The regulatory protein of liver glucokinase

Abstract

Fructose, sorbitol and D-glyceraldehyde stimulate the rate of glucose phosphorylation in isolated hepatocytes. This effect is mediated by fructose 1-phosphate, which releases the inhibition exerted by a regulatory protein on liver glucokinase. In the presence of fructose 6-phosphate, the regulatory protein binds to, and inhibits, liver glucokinase. Fructose 1-phosphate antagonizes this inhibition by causing dissociation of the glucokinase-regulatory protein complex. Both phosphate esters act by binding to the regulatory protein, and by presumably causing changes in its conformation. The regulatory protein behaves as a fully competitive inhibitor. It inhibits liver glucokinase from various species, and rat islet glucokinase, but has no effect on hexokinases from mammalian tissues or from yeast, or on glucokinase from microorganisms. Kinetic studies indicate that the regulatory protein binds to glucokinase at a site distinct from the catalytic site. Several phosphate esters, mainly polyol-phosphates, were found to mimick the effect of fructose 6-phosphate. The most potent is sorbitol 6-phosphate, suggesting that fructose 6-phosphate is recognized by the regulatory protein in its open-chain configuration. Other phosphate esters and Pi have a fructose 1-phosphate-like effect. The stimulatory effect of fructose on glucose phosphorylation is observed not only in isolated hepatocytes but also in the livers of anesthetized rats. This suggests that fructose could be a nutritional signal causing an increase in the hepatic glucose uptake.

* Work request A *
For each statement, say whether it agrees with the glucokinase abstract, answering yes or no and quoting the words that decide it. (i) The regulatory protein inhibits hexokinases from yeast. (ii) Sorbitol 6-phosphate is the most potent of the phosphate esters that act like fructose 6-phosphate. (iii) Fructose's stimulating effect on glucose phosphorylation was seen only in isolated hepatocytes.
* Work request B *
According to the glucokinase abstract, how does fructose 1-phosphate undo the regulatory protein's inhibition of liver glucokinase? Answer in one to three sentences.
This data has no connection to the glucokinase abstract.

* Page layout parsing data *
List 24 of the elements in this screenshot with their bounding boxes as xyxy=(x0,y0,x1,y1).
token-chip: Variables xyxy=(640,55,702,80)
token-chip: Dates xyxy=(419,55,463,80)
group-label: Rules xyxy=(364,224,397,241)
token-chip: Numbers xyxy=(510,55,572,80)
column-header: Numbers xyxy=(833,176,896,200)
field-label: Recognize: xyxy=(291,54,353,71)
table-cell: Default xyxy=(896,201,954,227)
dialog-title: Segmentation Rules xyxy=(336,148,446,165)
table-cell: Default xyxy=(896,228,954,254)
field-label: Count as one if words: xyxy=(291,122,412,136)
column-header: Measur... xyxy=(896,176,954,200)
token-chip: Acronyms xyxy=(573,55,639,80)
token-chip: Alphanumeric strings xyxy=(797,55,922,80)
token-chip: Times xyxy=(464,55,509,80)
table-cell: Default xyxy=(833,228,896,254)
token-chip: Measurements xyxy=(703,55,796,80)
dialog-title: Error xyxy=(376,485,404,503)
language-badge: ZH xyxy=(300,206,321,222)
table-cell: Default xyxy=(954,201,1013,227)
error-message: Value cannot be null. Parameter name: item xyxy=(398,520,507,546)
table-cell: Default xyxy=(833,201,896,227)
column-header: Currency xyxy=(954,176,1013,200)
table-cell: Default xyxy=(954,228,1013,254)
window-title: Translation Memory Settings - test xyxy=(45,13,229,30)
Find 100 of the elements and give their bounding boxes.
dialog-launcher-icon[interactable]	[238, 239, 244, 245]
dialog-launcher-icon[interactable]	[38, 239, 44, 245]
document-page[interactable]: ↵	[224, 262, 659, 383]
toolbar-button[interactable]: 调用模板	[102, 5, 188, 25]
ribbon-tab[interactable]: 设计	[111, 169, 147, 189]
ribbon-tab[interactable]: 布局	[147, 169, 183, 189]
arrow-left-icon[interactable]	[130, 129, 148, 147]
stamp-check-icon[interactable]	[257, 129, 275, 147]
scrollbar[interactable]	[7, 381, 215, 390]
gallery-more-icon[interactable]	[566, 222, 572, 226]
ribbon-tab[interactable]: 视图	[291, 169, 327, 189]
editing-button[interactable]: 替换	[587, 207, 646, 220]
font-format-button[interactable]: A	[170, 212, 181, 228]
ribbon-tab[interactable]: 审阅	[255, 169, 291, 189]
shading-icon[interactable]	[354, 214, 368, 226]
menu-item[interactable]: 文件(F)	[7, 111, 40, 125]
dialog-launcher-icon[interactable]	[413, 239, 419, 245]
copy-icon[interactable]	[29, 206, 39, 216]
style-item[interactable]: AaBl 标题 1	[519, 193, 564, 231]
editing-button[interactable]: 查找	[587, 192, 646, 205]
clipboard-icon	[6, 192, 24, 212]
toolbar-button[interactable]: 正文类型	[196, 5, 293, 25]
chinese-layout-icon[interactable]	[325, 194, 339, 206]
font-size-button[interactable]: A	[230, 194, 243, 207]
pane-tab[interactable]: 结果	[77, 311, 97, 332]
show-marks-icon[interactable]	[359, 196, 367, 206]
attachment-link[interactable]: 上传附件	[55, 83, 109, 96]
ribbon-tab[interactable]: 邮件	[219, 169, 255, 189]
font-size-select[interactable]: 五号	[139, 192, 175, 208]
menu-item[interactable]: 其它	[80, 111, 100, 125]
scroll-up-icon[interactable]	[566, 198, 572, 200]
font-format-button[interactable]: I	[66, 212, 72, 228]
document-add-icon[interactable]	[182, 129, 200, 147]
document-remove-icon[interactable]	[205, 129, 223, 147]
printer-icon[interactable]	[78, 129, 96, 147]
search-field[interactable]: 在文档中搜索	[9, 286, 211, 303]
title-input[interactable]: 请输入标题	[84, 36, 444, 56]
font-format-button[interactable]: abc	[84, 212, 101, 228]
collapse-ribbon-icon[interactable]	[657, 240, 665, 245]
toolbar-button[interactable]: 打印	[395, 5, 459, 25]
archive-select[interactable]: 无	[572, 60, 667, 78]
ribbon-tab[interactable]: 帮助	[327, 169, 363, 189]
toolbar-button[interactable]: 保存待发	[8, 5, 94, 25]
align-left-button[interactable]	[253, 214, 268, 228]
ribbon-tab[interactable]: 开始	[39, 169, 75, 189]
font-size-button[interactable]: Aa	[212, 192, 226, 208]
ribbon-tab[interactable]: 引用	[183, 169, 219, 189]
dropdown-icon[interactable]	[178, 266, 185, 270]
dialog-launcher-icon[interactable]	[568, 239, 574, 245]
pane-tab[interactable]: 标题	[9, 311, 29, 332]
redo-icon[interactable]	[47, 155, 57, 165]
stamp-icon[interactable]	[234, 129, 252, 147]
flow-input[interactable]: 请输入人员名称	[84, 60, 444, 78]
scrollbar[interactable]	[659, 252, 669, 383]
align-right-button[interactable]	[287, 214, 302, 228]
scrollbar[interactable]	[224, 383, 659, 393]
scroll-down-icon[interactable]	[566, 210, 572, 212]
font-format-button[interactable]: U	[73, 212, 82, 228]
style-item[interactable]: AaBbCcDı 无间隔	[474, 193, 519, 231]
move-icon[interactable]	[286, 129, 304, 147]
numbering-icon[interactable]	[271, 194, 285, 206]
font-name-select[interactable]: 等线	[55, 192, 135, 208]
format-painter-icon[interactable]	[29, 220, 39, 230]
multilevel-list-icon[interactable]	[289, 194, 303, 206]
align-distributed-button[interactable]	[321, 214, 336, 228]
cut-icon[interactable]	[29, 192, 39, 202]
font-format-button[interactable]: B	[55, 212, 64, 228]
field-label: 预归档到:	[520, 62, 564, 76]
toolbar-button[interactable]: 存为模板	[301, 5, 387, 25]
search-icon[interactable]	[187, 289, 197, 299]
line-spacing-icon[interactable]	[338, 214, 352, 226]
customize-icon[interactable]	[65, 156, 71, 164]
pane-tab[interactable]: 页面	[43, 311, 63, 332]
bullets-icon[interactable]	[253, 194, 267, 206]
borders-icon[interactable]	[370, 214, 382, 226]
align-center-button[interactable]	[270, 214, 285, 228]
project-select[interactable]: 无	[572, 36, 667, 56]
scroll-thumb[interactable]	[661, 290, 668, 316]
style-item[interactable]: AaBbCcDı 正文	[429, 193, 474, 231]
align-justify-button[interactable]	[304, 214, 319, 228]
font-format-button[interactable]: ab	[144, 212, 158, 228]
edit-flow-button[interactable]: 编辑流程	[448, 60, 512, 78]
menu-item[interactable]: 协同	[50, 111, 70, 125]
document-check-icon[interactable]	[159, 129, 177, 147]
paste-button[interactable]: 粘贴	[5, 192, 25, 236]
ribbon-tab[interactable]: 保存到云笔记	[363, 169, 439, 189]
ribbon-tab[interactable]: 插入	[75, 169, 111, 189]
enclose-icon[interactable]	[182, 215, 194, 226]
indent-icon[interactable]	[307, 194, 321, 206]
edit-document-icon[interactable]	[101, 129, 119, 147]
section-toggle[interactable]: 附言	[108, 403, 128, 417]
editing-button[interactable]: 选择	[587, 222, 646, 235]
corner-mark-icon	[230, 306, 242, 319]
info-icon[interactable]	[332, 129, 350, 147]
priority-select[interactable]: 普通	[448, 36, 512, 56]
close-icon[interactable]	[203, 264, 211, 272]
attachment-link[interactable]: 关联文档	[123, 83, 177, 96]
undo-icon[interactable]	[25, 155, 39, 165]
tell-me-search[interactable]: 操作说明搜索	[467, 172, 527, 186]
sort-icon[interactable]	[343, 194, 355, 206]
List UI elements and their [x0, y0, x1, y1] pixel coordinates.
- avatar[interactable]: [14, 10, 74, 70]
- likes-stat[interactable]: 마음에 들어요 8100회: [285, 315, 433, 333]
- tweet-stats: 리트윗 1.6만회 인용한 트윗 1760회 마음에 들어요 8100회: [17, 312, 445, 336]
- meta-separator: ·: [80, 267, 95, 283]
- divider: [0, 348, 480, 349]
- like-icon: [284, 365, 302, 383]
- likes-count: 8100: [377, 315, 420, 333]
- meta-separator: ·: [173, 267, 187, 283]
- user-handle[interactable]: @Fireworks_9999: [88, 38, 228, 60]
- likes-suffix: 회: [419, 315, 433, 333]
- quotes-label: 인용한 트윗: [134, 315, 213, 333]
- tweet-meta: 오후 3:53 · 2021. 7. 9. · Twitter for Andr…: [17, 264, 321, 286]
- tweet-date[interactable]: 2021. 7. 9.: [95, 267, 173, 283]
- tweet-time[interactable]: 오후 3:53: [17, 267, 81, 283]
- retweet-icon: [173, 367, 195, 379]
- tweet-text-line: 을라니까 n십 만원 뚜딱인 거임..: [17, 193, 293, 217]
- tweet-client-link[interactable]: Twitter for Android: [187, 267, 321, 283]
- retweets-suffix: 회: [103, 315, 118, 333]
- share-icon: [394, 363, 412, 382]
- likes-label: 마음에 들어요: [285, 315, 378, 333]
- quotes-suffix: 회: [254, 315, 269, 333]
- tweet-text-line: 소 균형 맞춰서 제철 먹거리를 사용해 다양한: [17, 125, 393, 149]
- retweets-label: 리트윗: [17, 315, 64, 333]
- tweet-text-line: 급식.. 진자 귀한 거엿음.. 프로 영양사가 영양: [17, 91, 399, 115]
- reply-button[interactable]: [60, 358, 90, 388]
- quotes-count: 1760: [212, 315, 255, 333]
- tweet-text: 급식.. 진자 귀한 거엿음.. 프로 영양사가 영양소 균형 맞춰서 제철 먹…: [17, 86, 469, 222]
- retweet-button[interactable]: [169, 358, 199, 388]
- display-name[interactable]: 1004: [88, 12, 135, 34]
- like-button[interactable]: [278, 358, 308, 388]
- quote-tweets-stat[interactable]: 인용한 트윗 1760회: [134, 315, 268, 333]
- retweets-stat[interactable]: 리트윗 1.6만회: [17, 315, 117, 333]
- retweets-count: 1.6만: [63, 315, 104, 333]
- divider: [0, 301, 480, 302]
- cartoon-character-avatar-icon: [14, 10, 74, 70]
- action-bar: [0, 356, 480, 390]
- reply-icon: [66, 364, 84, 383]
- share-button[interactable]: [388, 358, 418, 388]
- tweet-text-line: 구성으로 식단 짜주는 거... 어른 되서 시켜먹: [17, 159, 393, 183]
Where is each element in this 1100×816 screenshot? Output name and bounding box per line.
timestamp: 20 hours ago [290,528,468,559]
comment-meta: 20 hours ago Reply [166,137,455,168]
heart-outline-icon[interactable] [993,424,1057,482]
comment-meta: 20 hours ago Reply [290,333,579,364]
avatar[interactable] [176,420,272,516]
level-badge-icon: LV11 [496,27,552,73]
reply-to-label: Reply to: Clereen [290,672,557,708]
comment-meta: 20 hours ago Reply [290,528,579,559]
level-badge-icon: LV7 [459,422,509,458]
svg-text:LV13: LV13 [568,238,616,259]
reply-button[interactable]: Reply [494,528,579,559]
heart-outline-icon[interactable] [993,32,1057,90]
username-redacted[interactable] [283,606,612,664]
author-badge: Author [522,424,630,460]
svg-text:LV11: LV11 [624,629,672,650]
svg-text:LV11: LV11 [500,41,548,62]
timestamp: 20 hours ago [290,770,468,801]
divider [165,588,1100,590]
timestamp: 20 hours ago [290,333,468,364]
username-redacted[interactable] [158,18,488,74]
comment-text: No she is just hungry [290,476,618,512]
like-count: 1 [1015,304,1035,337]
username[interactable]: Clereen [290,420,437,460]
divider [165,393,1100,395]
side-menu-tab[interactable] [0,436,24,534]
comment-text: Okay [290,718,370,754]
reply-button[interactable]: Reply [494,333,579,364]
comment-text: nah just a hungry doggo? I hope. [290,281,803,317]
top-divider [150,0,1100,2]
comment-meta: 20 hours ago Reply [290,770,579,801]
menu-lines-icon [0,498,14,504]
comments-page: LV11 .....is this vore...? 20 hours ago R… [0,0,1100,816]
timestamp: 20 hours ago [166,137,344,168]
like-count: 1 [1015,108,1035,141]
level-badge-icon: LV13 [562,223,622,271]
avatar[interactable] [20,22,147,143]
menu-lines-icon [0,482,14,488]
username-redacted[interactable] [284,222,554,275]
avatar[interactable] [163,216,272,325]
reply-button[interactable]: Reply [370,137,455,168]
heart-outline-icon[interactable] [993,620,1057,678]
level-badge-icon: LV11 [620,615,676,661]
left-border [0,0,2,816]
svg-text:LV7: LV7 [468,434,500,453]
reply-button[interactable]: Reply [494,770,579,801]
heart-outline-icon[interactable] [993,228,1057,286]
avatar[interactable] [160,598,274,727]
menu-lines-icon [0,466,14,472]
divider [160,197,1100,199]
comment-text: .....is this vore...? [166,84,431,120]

* Answer box A *
(i) No: "but has no effect on hexokinases from mammalian tissues or from yeast"
(ii) Yes: "The most potent is sorbitol 6-phosphate"
(iii) No: "is observed not only in isolated hepatocytes but also in the livers of anesthetized rats"

* Answer box B *
Fructose 1-phosphate binds to the regulatory protein and presumably changes its shape. This causes the complex of glucokinase and regulatory protein to come apart, which releases the inhibition of glucokinase.